_Data extract_

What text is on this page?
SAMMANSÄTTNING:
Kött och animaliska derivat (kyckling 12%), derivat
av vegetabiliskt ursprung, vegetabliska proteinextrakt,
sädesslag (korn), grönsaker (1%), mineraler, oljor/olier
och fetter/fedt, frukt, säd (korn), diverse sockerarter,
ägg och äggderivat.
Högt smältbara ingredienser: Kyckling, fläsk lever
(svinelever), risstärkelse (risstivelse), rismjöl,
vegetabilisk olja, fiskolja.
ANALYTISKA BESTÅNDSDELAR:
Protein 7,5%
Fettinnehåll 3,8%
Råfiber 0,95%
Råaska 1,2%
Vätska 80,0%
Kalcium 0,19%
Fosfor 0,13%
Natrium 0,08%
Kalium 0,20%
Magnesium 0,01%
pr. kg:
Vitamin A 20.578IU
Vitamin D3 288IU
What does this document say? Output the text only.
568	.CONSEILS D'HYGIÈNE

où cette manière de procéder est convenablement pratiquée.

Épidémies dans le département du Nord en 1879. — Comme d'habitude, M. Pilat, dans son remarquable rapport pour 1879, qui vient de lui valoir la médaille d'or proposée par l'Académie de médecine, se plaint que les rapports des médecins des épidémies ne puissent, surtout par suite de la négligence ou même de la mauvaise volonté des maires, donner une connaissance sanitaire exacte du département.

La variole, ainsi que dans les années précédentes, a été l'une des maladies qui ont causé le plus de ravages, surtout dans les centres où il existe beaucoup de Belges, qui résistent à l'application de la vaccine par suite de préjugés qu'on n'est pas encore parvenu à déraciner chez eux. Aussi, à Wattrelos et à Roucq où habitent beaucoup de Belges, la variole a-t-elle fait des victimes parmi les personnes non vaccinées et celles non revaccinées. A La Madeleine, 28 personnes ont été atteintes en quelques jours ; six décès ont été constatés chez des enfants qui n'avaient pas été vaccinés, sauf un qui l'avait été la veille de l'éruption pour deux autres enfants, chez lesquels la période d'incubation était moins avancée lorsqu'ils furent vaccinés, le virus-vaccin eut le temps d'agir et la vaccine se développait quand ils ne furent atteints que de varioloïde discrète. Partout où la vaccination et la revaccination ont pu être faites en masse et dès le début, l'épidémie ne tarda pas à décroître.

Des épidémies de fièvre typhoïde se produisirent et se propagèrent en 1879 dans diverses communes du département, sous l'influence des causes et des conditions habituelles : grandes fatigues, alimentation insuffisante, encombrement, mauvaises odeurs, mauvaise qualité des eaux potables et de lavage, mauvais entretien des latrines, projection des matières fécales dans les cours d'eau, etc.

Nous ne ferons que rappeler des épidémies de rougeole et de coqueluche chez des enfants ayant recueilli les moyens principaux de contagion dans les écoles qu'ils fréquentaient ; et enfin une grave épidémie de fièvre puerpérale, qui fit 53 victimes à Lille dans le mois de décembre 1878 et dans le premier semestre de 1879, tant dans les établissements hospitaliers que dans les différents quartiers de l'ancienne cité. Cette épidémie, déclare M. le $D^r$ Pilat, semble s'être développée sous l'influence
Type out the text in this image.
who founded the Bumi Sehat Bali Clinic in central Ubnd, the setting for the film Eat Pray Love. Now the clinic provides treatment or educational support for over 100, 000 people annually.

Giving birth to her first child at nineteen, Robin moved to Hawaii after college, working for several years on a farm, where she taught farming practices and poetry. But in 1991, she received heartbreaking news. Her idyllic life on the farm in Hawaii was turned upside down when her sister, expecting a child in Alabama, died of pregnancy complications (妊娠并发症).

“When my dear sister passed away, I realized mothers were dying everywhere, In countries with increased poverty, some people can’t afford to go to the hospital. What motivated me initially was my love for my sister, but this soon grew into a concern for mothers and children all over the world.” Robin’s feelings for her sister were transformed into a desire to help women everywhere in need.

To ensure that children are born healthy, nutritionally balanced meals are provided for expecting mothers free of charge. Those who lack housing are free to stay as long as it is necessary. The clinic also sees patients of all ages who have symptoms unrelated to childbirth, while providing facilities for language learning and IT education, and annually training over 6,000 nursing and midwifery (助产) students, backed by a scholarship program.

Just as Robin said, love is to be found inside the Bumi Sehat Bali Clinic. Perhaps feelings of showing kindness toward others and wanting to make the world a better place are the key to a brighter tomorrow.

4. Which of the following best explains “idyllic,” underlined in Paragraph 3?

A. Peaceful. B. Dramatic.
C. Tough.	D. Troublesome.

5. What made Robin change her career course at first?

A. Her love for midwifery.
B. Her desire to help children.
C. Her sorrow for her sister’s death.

_Task statement_
Once you have read the material, set it down again word for word.

_Solution for this task_
What text is on this page?
SAMMANSÄTTNING:
Kött och animaliska derivat (kyckling 12%), derivat
av vegetabiliskt ursprung, vegetabliska proteinextrakt,
sädesslag (korn), grönsaker (1%), mineraler, oljor/olier
och fetter/fedt, frukt, säd (korn), diverse sockerarter,
ägg och äggderivat.
Högt smältbara ingredienser: Kyckling, fläsk lever
(svinelever), risstärkelse (risstivelse), rismjöl,
vegetabilisk olja, fiskolja.
ANALYTISKA BESTÅNDSDELAR:
Protein 7,5%
Fettinnehåll 3,8%
Råfiber 0,95%
Råaska 1,2%
Vätska 80,0%
Kalcium 0,19%
Fosfor 0,13%
Natrium 0,08%
Kalium 0,20%
Magnesium 0,01%
pr. kg:
Vitamin A 20.578IU
Vitamin D3 288IU
What does this document say? Output the text only.
568	.CONSEILS D'HYGIÈNE

où cette manière de procéder est convenablement pratiquée.

Épidémies dans le département du Nord en 1879. — Comme d'habitude, M. Pilat, dans son remarquable rapport pour 1879, qui vient de lui valoir la médaille d'or proposée par l'Académie de médecine, se plaint que les rapports des médecins des épidémies ne puissent, surtout par suite de la négligence ou même de la mauvaise volonté des maires, donner une connaissance sanitaire exacte du département.

La variole, ainsi que dans les années précédentes, a été l'une des maladies qui ont causé le plus de ravages, surtout dans les centres où il existe beaucoup de Belges, qui résistent à l'application de la vaccine par suite de préjugés qu'on n'est pas encore parvenu à déraciner chez eux. Aussi, à Wattrelos et à Roucq où habitent beaucoup de Belges, la variole a-t-elle fait des victimes parmi les personnes non vaccinées et celles non revaccinées. A La Madeleine, 28 personnes ont été atteintes en quelques jours ; six décès ont été constatés chez des enfants qui n'avaient pas été vaccinés, sauf un qui l'avait été la veille de l'éruption pour deux autres enfants, chez lesquels la période d'incubation était moins avancée lorsqu'ils furent vaccinés, le virus-vaccin eut le temps d'agir et la vaccine se développait quand ils ne furent atteints que de varioloïde discrète. Partout où la vaccination et la revaccination ont pu être faites en masse et dès le début, l'épidémie ne tarda pas à décroître.

Des épidémies de fièvre typhoïde se produisirent et se propagèrent en 1879 dans diverses communes du département, sous l'influence des causes et des conditions habituelles : grandes fatigues, alimentation insuffisante, encombrement, mauvaises odeurs, mauvaise qualité des eaux potables et de lavage, mauvais entretien des latrines, projection des matières fécales dans les cours d'eau, etc.

Nous ne ferons que rappeler des épidémies de rougeole et de coqueluche chez des enfants ayant recueilli les moyens principaux de contagion dans les écoles qu'ils fréquentaient ; et enfin une grave épidémie de fièvre puerpérale, qui fit 53 victimes à Lille dans le mois de décembre 1878 et dans le premier semestre de 1879, tant dans les établissements hospitaliers que dans les différents quartiers de l'ancienne cité. Cette épidémie, déclare M. le $D^r$ Pilat, semble s'être développée sous l'influence
Type out the text in this image.
who founded the Bumi Sehat Bali Clinic in central Ubnd, the setting for the film Eat Pray Love. Now the clinic provides treatment or educational support for over 100, 000 people annually.

Giving birth to her first child at nineteen, Robin moved to Hawaii after college, working for several years on a farm, where she taught farming practices and poetry. But in 1991, she received heartbreaking news. Her idyllic life on the farm in Hawaii was turned upside down when her sister, expecting a child in Alabama, died of pregnancy complications (妊娠并发症).

“When my dear sister passed away, I realized mothers were dying everywhere, In countries with increased poverty, some people can’t afford to go to the hospital. What motivated me initially was my love for my sister, but this soon grew into a concern for mothers and children all over the world.” Robin’s feelings for her sister were transformed into a desire to help women everywhere in need.

To ensure that children are born healthy, nutritionally balanced meals are provided for expecting mothers free of charge. Those who lack housing are free to stay as long as it is necessary. The clinic also sees patients of all ages who have symptoms unrelated to childbirth, while providing facilities for language learning and IT education, and annually training over 6,000 nursing and midwifery (助产) students, backed by a scholarship program.

Just as Robin said, love is to be found inside the Bumi Sehat Bali Clinic. Perhaps feelings of showing kindness toward others and wanting to make the world a better place are the key to a brighter tomorrow.

4. Which of the following best explains “idyllic,” underlined in Paragraph 3?

A. Peaceful. B. Dramatic.
C. Tough.	D. Troublesome.

5. What made Robin change her career course at first?

A. Her love for midwifery.
B. Her desire to help children.
C. Her sorrow for her sister’s death.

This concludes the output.